#### Given request:
Count how many lines in the material below hold the word "What"; the reply is that number alone.

#### Records for the task:
........

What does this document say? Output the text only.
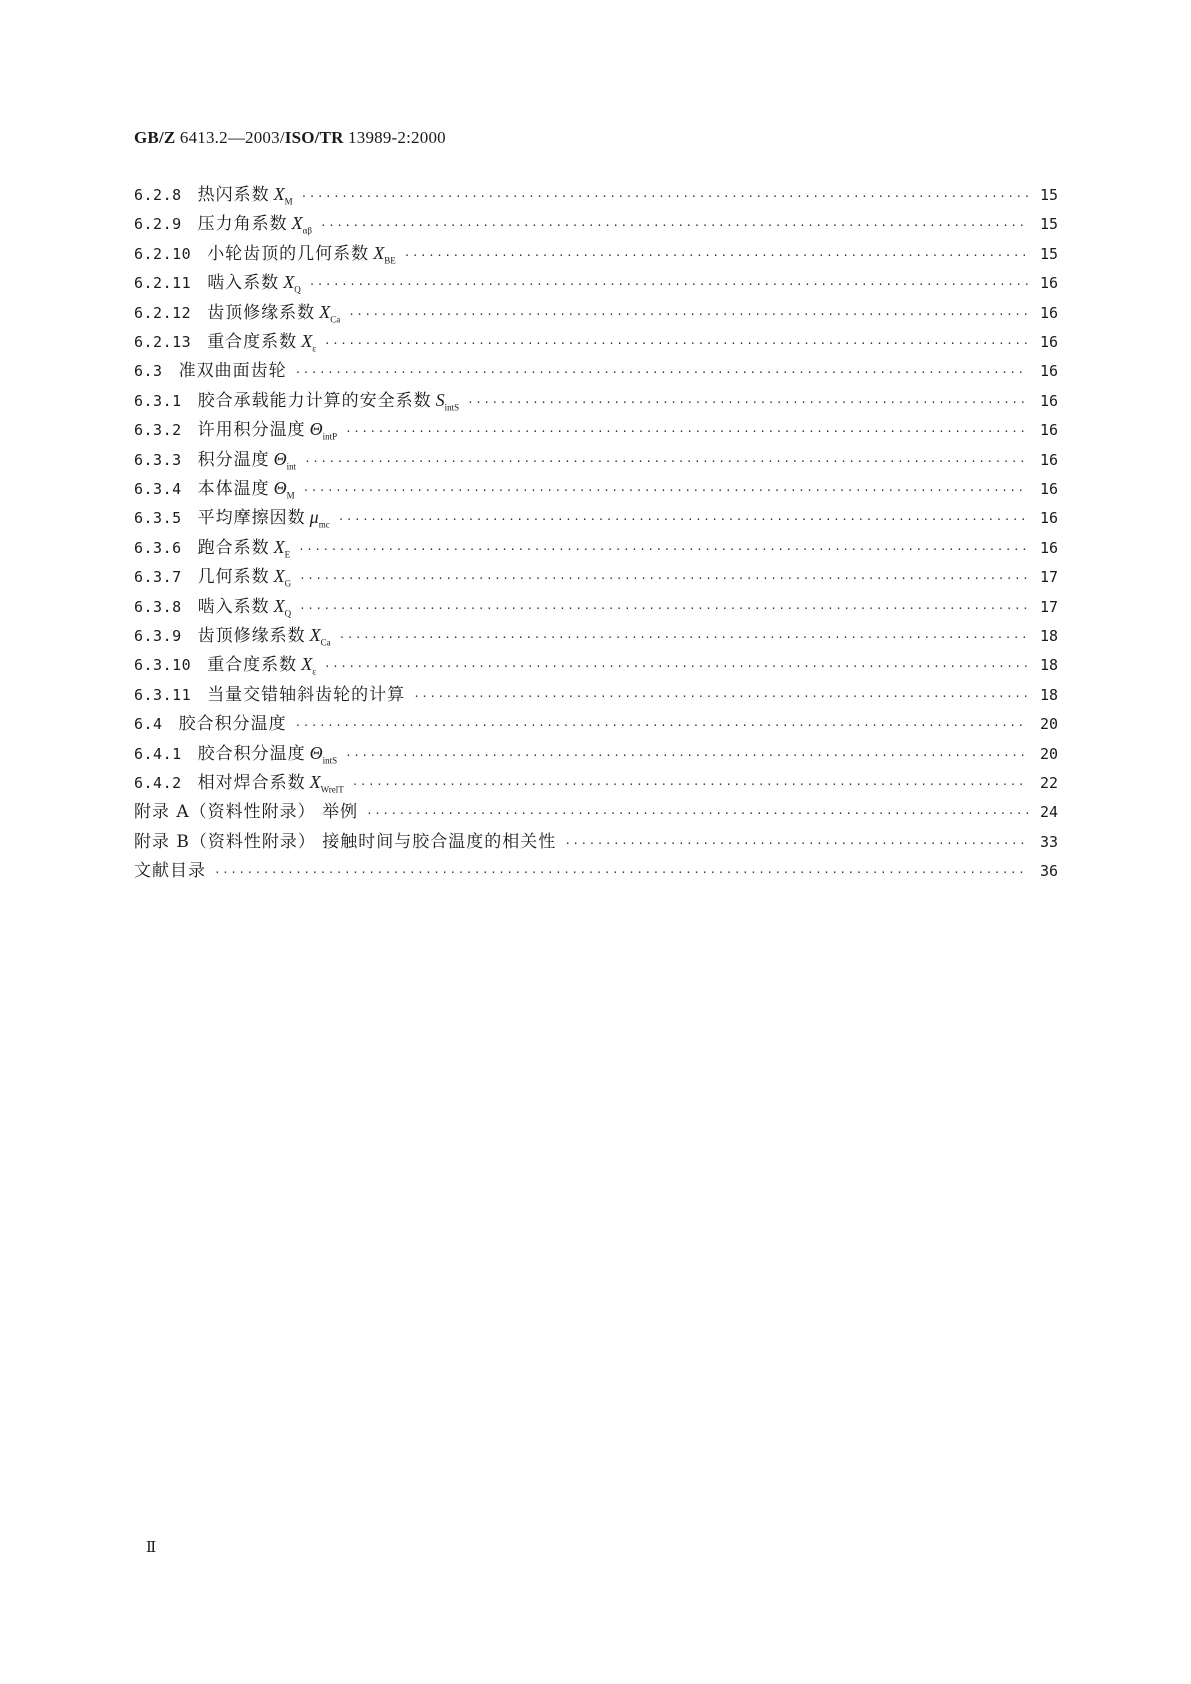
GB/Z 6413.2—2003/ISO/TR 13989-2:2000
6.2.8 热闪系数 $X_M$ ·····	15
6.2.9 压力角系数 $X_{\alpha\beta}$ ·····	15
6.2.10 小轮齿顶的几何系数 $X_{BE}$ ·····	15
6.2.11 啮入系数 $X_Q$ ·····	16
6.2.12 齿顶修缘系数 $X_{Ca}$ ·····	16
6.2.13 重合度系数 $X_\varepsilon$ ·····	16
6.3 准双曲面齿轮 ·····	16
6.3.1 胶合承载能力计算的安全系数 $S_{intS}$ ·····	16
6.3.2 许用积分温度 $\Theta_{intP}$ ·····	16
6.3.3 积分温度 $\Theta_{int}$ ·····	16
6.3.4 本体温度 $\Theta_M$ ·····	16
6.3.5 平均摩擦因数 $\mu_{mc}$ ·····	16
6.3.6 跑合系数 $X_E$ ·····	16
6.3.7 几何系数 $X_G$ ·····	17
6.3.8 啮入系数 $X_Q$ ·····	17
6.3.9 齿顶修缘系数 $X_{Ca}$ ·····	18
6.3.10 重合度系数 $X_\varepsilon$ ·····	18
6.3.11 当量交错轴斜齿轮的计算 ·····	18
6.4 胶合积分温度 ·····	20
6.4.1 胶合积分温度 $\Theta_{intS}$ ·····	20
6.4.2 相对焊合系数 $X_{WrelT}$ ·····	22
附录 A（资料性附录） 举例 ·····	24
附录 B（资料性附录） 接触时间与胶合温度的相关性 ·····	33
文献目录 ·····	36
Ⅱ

........

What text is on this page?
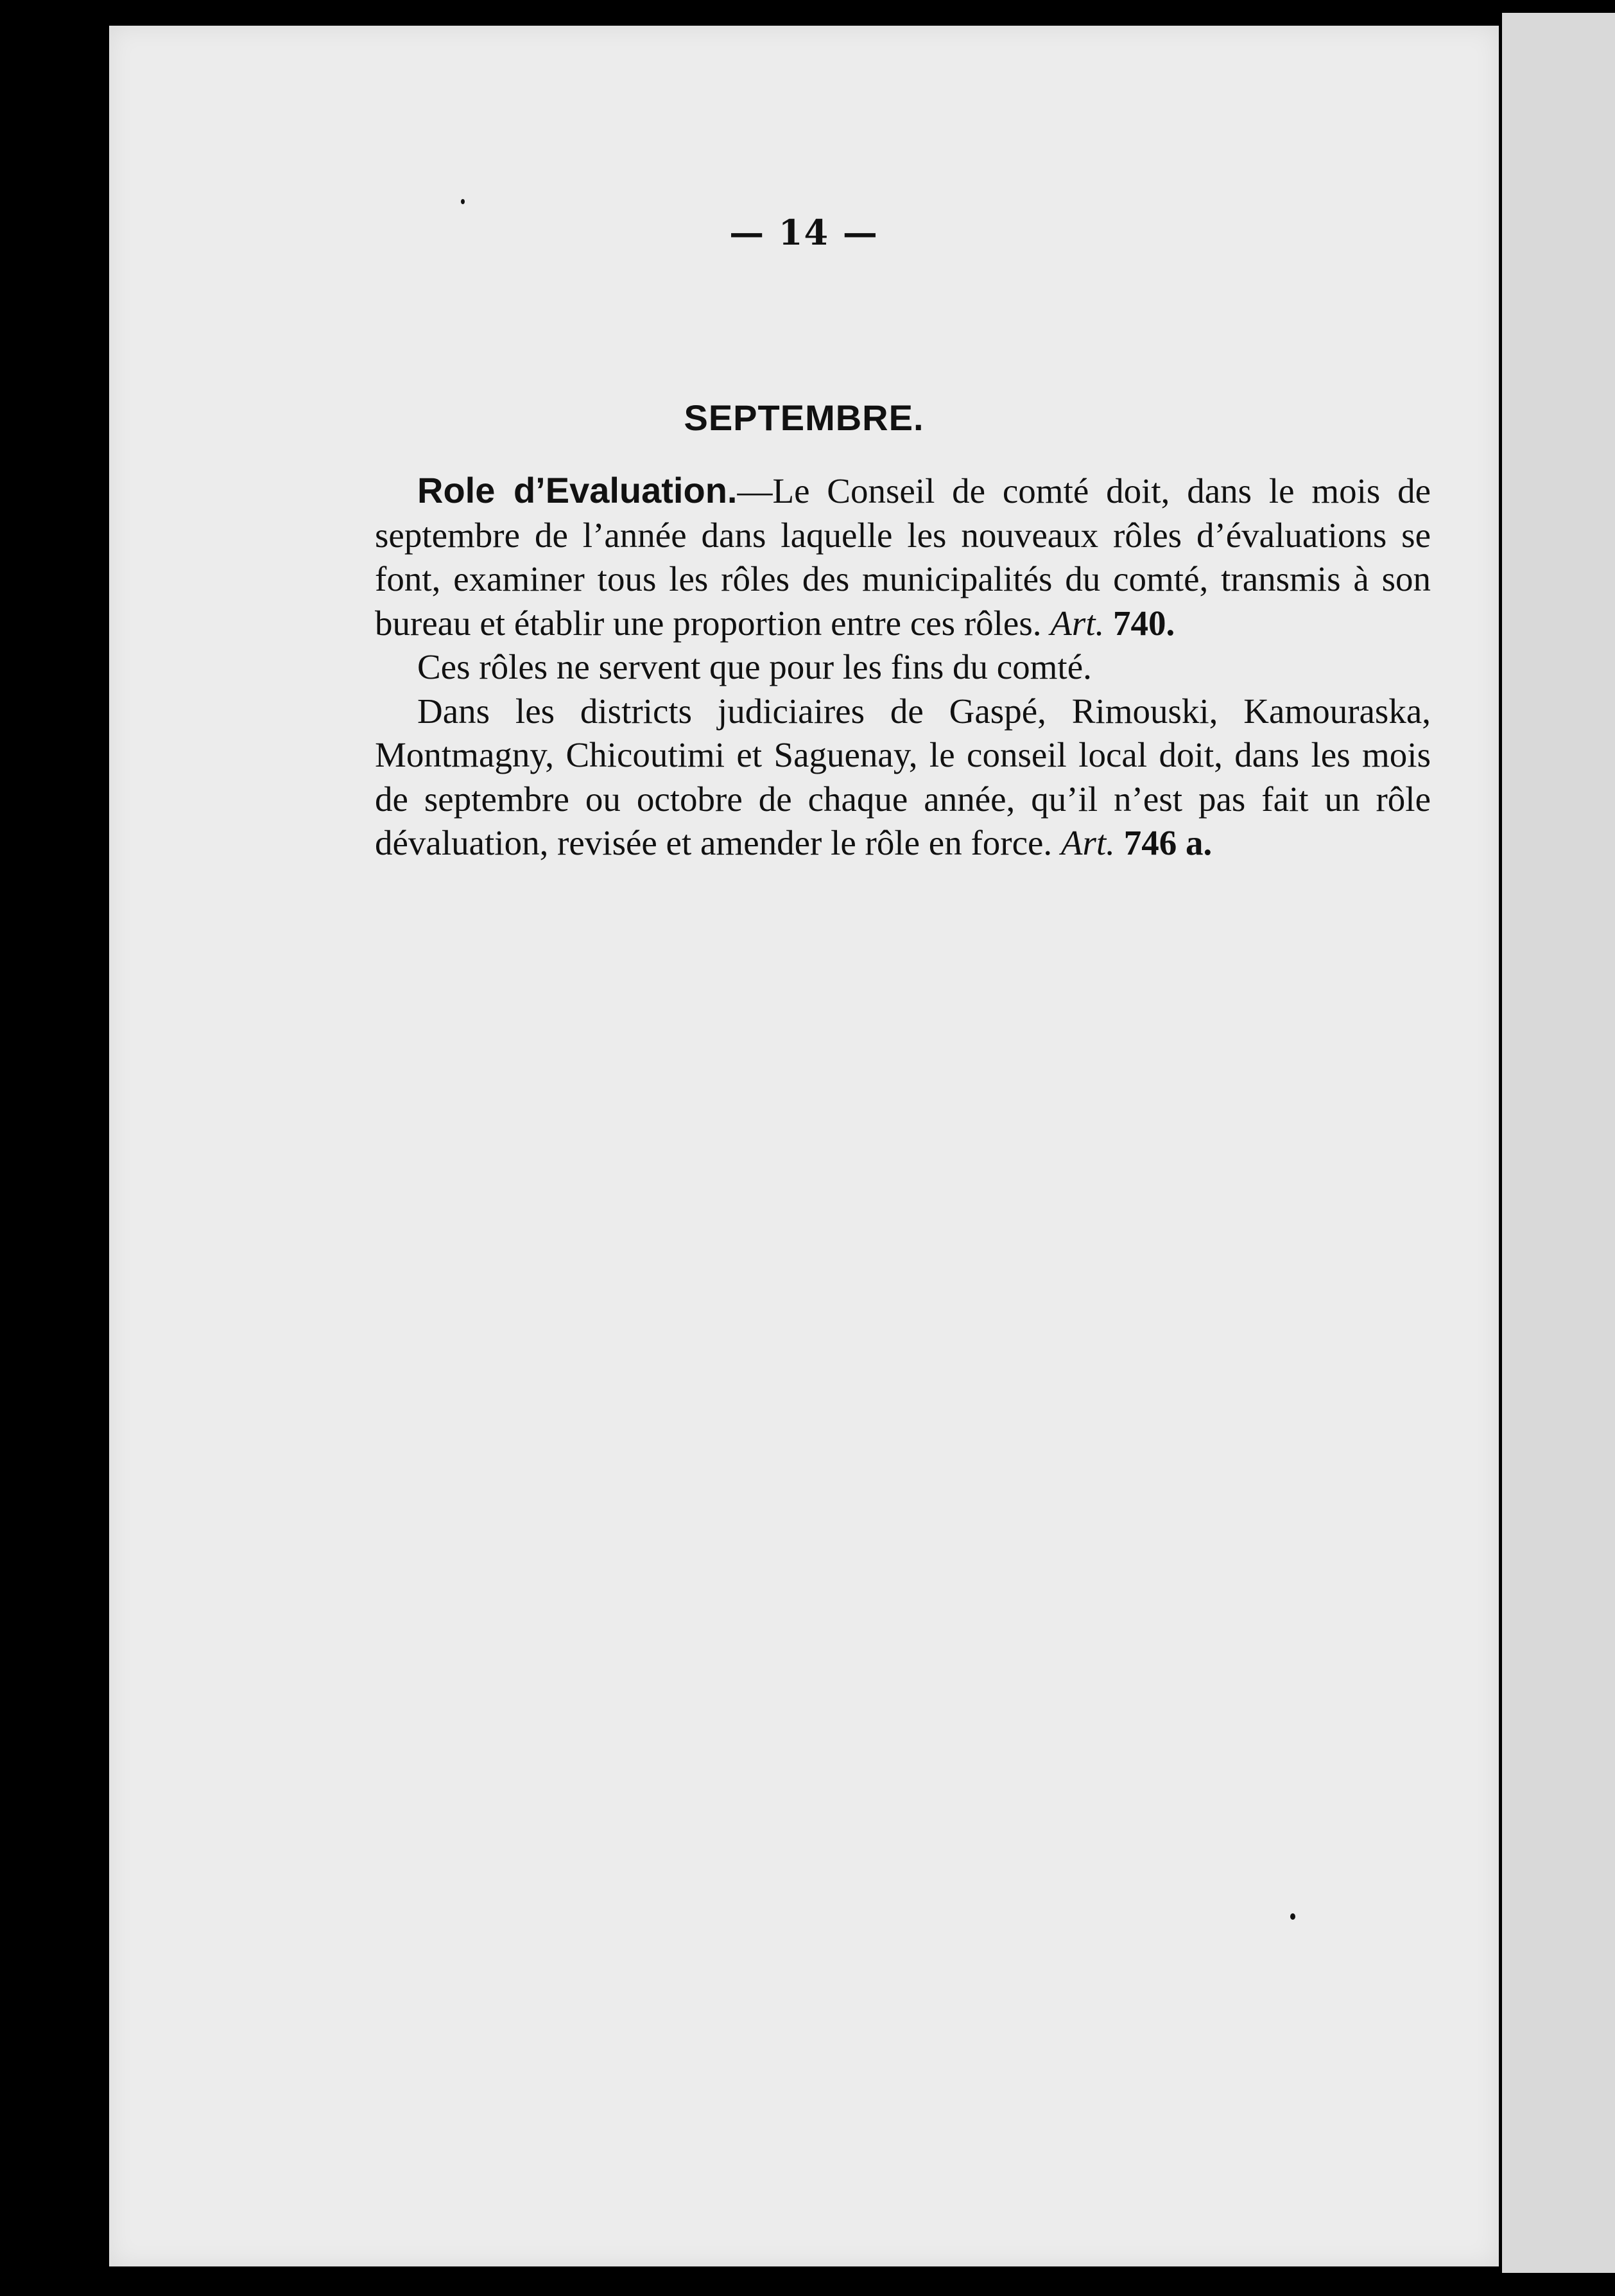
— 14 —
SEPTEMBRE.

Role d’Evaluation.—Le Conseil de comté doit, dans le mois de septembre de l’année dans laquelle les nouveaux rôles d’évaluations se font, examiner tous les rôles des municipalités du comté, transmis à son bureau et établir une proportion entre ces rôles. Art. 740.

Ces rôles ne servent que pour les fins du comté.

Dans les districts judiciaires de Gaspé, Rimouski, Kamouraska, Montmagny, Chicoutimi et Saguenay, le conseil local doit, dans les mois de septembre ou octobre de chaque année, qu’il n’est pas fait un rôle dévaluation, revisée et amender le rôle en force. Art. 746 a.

........

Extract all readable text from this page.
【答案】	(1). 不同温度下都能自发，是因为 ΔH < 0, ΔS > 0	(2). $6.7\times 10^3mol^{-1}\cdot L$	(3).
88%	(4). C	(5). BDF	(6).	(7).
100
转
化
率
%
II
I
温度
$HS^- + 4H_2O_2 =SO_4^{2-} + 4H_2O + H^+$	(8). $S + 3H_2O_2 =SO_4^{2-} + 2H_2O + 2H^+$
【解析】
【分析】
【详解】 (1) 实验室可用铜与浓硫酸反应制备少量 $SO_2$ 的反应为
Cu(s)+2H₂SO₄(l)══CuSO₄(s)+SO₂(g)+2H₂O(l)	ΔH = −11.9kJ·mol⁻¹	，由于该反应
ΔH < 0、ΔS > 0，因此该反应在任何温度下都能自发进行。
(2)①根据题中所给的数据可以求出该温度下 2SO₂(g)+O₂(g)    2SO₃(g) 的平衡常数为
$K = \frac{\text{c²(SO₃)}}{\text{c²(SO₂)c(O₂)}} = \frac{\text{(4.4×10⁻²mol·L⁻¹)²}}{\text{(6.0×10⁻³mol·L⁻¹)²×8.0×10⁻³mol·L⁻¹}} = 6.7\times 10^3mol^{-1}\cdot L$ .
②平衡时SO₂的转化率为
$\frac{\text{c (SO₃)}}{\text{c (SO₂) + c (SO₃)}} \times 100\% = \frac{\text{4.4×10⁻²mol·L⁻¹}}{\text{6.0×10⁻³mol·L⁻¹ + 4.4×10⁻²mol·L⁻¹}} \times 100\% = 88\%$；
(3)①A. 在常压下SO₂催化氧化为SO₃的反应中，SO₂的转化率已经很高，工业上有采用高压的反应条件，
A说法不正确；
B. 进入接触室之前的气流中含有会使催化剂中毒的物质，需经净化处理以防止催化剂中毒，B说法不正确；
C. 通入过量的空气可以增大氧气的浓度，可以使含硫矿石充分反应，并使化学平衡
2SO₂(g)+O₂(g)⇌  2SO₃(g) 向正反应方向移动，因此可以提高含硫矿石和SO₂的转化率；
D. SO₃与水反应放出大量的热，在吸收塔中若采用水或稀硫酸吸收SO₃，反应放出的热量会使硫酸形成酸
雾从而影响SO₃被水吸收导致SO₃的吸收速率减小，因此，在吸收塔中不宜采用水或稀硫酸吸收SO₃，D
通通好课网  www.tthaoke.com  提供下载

........

#### Result of this task:
2